**Data**:

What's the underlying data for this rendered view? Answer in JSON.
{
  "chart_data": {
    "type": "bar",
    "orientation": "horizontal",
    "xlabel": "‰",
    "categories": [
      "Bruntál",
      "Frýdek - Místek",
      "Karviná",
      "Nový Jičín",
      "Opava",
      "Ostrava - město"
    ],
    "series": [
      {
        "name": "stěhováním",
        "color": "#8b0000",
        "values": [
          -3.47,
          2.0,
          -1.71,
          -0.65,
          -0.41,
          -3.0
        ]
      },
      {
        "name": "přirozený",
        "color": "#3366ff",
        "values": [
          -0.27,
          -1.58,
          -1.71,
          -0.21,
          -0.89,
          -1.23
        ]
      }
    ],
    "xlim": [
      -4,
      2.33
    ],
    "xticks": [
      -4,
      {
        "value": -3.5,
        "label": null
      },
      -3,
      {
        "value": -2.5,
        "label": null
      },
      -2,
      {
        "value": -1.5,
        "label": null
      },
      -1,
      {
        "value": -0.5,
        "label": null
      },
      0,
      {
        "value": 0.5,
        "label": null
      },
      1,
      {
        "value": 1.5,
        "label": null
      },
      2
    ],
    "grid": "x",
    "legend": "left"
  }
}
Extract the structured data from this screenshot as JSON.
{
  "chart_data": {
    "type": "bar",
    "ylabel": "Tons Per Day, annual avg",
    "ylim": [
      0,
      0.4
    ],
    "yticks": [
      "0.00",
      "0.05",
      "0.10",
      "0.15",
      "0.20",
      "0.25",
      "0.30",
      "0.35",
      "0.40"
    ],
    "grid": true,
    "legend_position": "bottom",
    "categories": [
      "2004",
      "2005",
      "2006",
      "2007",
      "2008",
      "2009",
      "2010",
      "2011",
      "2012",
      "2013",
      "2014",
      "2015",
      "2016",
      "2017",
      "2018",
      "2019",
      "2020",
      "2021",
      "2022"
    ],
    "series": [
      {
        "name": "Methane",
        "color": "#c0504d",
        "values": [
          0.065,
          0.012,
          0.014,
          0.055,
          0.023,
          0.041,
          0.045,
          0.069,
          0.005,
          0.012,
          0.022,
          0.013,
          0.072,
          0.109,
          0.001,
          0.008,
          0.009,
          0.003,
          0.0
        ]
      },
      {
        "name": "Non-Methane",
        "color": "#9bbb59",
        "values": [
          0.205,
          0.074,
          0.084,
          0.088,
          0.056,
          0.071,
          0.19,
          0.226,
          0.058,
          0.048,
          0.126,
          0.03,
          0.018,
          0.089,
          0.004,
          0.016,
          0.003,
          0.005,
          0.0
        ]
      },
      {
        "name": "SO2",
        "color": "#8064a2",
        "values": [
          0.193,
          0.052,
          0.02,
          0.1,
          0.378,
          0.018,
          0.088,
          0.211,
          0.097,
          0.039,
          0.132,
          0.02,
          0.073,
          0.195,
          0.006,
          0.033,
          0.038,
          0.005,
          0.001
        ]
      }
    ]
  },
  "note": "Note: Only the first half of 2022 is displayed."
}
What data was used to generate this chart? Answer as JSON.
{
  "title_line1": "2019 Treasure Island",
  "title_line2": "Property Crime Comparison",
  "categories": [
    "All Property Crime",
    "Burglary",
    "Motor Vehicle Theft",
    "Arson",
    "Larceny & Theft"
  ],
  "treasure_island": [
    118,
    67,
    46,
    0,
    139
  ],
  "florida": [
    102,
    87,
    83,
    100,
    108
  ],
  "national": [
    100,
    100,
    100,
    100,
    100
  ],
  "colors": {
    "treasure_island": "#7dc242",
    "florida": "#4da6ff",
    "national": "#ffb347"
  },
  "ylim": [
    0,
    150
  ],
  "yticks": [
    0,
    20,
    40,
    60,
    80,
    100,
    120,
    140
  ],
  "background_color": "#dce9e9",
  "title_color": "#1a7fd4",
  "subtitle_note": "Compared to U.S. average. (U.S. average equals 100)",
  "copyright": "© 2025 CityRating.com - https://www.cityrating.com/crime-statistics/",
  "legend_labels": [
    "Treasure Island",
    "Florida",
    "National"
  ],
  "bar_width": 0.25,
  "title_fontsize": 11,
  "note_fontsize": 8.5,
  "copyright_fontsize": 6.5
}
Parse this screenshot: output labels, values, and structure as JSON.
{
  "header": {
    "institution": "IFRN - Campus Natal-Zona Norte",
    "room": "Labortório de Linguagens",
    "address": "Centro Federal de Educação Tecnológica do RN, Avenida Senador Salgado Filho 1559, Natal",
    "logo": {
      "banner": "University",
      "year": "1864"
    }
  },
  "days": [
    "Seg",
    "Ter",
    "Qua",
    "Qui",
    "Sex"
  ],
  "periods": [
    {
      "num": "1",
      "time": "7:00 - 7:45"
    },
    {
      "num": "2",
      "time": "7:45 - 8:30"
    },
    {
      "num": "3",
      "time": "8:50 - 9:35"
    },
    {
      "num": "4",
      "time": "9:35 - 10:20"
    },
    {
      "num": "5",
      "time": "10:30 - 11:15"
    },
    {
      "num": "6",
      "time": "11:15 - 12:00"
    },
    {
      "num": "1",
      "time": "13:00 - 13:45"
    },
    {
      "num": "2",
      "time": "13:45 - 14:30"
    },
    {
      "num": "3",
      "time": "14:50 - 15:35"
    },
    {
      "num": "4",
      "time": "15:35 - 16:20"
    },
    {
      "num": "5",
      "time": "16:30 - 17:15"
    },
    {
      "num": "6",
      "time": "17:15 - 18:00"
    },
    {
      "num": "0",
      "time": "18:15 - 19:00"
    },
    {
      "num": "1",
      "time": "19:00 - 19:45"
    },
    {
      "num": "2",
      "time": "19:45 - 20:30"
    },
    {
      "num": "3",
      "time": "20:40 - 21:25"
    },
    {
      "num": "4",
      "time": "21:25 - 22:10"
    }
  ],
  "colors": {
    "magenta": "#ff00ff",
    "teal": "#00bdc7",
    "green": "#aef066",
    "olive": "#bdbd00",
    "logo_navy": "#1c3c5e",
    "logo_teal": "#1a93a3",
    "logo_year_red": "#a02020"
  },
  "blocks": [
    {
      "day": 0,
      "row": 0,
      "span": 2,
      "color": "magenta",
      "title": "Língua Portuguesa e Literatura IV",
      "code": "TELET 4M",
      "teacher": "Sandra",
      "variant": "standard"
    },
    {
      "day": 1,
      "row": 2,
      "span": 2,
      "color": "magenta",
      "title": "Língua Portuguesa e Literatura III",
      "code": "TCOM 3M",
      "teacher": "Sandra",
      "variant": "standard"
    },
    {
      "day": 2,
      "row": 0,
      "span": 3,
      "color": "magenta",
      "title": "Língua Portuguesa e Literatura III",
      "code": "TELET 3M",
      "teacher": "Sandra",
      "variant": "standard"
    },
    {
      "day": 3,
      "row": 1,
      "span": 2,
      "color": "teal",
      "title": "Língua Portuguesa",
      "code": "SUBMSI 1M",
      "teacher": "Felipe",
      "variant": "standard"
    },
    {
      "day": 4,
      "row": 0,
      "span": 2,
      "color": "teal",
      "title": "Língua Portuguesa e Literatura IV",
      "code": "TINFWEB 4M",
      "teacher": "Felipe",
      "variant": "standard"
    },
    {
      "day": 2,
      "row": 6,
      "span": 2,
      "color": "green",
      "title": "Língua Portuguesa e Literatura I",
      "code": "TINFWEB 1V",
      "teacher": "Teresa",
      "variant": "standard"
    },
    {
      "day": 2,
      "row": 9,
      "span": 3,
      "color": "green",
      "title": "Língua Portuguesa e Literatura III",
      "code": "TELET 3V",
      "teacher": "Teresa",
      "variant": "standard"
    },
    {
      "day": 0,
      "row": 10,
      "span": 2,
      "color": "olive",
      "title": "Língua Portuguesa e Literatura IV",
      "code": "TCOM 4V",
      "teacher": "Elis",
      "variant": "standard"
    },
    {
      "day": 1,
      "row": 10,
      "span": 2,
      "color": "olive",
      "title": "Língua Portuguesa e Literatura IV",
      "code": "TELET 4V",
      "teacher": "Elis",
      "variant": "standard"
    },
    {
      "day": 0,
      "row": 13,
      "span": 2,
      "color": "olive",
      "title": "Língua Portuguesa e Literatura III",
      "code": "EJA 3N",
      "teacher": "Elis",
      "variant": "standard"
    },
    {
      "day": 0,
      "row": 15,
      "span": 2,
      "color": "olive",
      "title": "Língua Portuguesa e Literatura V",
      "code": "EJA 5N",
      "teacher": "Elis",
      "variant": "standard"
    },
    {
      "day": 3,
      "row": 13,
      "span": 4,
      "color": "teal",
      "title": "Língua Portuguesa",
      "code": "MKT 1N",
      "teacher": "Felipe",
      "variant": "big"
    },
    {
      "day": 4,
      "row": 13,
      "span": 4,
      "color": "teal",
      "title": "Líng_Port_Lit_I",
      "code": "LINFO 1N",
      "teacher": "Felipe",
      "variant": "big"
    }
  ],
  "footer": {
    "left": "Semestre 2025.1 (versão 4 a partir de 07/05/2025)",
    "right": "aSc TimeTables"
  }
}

**Exercise requirements**:
Pull out all lines from the entries above that include the word "name".

**Finished answer**:
        "name": "stěhováním",
        "name": "přirozený",
        "name": "Methane",
        "name": "Non-Methane",
        "name": "SO2",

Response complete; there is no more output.